Excerpt:
** START **

Brazil’s star rising

Perhaps the most notable rising star among developing countries getting a lift from the commodities boom is Brazil, the Latin American giant whose exports of everything from beef to oranges have turned it into an economic force to contend with this decade. The surge in food prices after years of stagnation has been especially kind to Brazil, which at the turn of the decade was a debt-ridden ward of the International Monetary Fund.

Brazil’s economy expanded by 5.4 percent in 2007 - the fastest rate in three years - and its exports have tripled since 2003 amid booming global demand for steel, iron-ore, soybeans, orange juice and sugar. With a recent major discovery of oil off the coast of Rio de Janiero, some analysts think Brazil may soon become a major exporter of oil as well.

Brazil’s record commodity exports have bolstered its revenues and reserves to the point that it shed its external debts and became a net creditor to the world in January, prompting Wall Street ratings agencies to raise the nation’s credit rating above junk status - a fitting symbol for the country’s meteoric rise.

** END **

Information provided:
** START **

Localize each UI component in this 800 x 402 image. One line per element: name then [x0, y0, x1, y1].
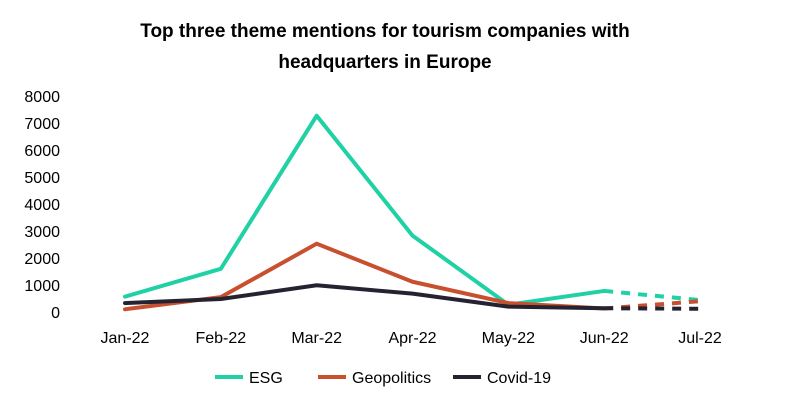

** END **

Task to complete:
Can you repeat the Brazil excerpt from "Brazil’s record commodity" to "country’s meteoric rise.", substituting "rapid ascent" for "meteoric rise"? The listing comes from a separate source.

Result for this task:
Brazil’s record commodity exports have bolstered its revenues and reserves to the point that it shed its external debts and became a net creditor to the world in January, prompting Wall Street ratings agencies to raise the nation’s credit rating above junk status - a fitting symbol for the country’s rapid ascent.